### DATASET EXTRACT

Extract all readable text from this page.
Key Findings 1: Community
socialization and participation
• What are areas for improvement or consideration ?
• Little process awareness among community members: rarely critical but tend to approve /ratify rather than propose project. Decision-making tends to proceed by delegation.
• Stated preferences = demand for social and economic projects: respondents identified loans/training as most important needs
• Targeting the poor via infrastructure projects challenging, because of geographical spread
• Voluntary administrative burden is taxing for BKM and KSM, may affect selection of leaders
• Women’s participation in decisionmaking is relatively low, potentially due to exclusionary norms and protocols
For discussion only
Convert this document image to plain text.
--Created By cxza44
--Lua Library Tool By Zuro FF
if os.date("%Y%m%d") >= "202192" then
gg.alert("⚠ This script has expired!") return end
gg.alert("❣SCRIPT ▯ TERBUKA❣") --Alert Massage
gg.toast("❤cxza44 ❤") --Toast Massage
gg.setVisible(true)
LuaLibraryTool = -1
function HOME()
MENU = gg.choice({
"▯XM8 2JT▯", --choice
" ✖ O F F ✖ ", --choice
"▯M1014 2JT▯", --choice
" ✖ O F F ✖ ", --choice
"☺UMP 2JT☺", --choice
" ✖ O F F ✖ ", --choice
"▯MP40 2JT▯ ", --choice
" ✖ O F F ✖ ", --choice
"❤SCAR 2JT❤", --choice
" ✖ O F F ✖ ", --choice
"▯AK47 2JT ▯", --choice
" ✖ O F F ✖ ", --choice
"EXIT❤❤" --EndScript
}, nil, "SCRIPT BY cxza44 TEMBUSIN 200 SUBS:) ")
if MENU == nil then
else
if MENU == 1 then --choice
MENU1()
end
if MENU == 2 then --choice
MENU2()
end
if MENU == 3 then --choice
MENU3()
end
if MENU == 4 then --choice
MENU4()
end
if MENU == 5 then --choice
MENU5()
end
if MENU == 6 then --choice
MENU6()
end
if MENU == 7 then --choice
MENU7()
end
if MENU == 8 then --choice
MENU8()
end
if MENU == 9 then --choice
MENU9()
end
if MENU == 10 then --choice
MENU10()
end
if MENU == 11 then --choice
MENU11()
* * *
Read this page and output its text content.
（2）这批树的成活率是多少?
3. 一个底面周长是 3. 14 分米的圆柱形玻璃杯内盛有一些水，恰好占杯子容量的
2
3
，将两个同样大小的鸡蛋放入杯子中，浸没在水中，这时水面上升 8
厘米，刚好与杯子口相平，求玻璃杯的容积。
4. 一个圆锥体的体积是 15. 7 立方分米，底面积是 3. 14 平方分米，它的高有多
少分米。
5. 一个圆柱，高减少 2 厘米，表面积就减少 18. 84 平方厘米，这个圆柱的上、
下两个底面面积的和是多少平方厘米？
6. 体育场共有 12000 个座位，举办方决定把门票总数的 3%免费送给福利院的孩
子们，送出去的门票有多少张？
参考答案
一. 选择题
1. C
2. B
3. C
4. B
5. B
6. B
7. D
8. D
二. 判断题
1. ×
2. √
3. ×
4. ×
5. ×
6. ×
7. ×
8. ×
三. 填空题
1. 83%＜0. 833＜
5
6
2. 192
---
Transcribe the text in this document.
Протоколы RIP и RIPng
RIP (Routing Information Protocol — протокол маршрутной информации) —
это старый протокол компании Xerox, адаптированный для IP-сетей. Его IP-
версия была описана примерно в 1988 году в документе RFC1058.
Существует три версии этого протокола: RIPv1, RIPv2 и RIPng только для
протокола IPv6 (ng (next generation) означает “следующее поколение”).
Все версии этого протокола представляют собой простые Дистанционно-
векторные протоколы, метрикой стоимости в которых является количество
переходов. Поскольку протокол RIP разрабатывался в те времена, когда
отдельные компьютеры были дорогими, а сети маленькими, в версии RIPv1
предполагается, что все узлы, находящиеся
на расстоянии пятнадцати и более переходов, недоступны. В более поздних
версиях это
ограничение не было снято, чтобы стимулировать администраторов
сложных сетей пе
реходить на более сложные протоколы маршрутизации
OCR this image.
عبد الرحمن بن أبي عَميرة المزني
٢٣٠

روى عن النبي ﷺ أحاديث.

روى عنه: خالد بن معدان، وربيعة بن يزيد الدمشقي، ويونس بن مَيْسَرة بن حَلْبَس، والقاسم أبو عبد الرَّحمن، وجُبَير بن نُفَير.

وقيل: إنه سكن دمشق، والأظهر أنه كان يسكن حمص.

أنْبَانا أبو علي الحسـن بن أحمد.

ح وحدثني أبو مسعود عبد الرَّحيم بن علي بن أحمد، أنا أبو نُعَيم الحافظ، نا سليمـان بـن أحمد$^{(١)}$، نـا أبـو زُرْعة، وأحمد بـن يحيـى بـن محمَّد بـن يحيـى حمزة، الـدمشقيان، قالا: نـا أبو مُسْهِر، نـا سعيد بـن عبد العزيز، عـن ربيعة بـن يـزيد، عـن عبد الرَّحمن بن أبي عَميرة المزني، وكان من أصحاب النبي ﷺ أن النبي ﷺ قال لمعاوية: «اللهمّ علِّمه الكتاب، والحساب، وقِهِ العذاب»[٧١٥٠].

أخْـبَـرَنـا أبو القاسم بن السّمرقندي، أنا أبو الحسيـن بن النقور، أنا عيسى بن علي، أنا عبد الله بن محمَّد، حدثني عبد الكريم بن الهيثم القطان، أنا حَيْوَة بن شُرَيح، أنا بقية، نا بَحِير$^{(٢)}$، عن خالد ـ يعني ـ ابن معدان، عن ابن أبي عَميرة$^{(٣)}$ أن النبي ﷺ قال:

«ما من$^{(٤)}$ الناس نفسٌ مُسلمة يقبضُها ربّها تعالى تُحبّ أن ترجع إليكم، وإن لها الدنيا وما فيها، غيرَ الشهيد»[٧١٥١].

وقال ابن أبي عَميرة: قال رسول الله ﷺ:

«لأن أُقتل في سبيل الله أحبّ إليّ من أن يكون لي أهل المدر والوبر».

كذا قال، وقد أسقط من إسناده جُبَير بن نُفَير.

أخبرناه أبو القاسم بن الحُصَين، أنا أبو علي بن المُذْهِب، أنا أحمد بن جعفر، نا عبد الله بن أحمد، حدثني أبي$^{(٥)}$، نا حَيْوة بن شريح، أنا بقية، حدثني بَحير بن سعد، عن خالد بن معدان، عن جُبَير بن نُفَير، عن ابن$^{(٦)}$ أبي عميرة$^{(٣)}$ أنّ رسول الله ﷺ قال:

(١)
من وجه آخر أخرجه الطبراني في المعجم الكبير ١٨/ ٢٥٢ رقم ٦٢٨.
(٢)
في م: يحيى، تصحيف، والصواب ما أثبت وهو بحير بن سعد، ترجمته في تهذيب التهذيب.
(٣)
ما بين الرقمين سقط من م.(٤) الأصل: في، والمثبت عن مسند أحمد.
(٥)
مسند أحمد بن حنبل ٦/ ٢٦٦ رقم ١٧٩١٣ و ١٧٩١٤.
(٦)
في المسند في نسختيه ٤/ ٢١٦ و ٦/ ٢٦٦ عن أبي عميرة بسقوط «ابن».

### GIVEN INSTRUCTION
Identify and copy all lines with the word "participation".

### ANSWER TO THIS TASK
socialization and participation
• Women’s participation in decisionmaking is relatively low, potentially due to exclusionary norms and protocols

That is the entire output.